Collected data

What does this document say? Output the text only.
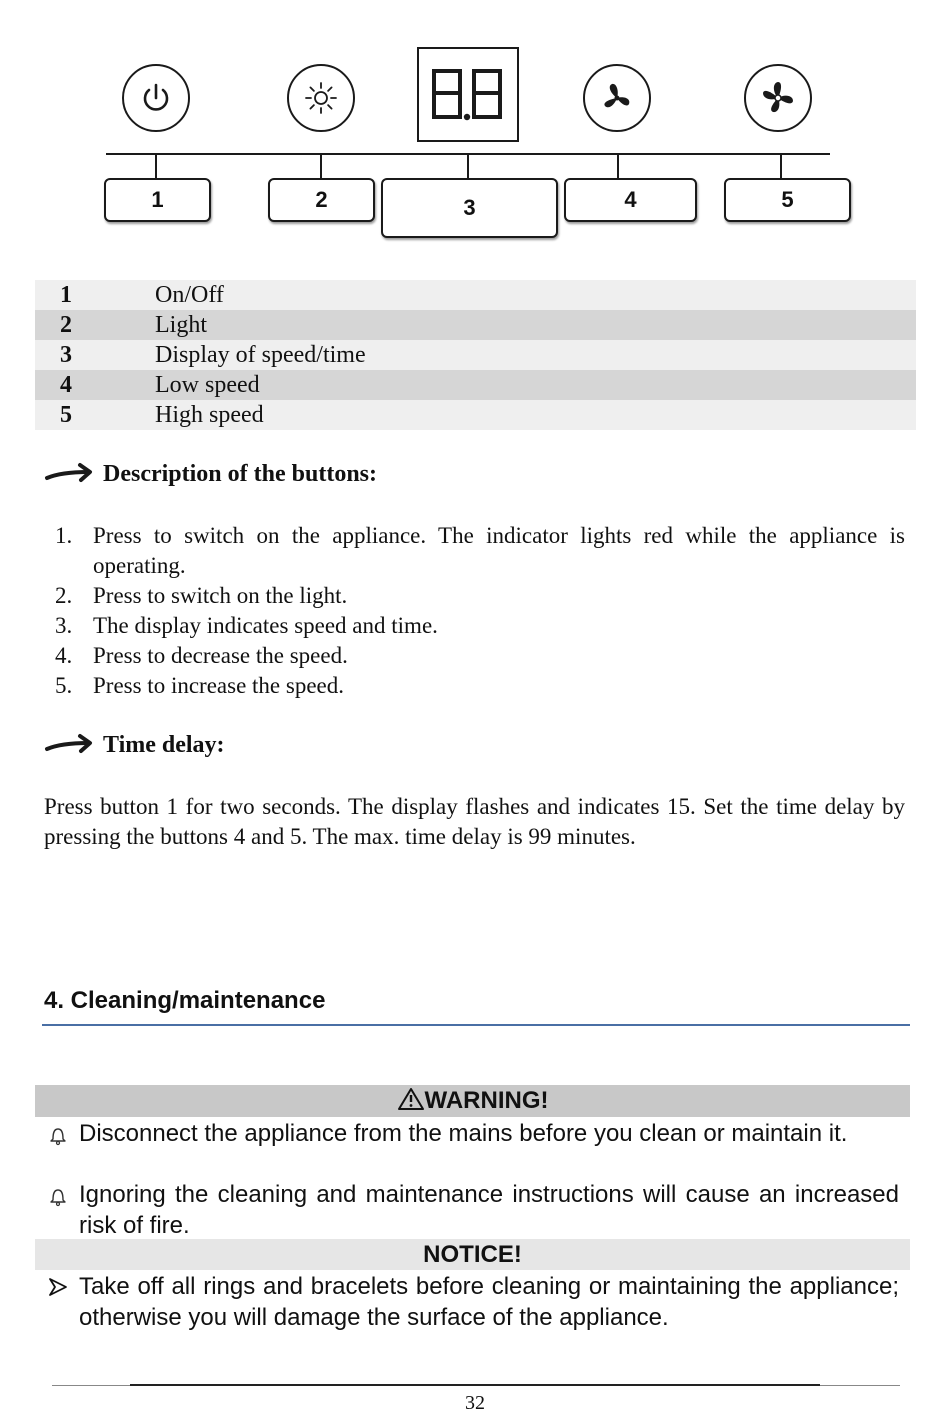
1	2	3	4	5
1	On/Off
2	Light
3	Display of speed/time
4	Low speed
5	High speed
Description of the buttons:
1. Press to switch on the appliance. The indicator lights red while the appliance is operating.
2. Press to switch on the light.
3. The display indicates speed and time.
4. Press to decrease the speed.
5. Press to increase the speed.
Time delay:
Press button 1 for two seconds. The display flashes and indicates 15. Set the time delay by pressing the buttons 4 and 5. The max. time delay is 99 minutes.
4. Cleaning/maintenance
WARNING!
Disconnect the appliance from the mains before you clean or maintain it.
Ignoring the cleaning and maintenance instructions will cause an increased risk of fire.
NOTICE!
Take off all rings and bracelets before cleaning or maintaining the appliance; otherwise you will damage the surface of the appliance.
32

* _WRITTEN INSTRUCTION_
Quote the data exactly, leaving every image out of the copy.

* _RESULT BELOW_
What does this document say? Output the text only.
1	2	3	4	5
1	On/Off
2	Light
3	Display of speed/time
4	Low speed
5	High speed
Description of the buttons:
1. Press to switch on the appliance. The indicator lights red while the appliance is operating.
2. Press to switch on the light.
3. The display indicates speed and time.
4. Press to decrease the speed.
5. Press to increase the speed.
Time delay:
Press button 1 for two seconds. The display flashes and indicates 15. Set the time delay by pressing the buttons 4 and 5. The max. time delay is 99 minutes.
4. Cleaning/maintenance
WARNING!
Disconnect the appliance from the mains before you clean or maintain it.
Ignoring the cleaning and maintenance instructions will cause an increased risk of fire.
NOTICE!
Take off all rings and bracelets before cleaning or maintaining the appliance; otherwise you will damage the surface of the appliance.
32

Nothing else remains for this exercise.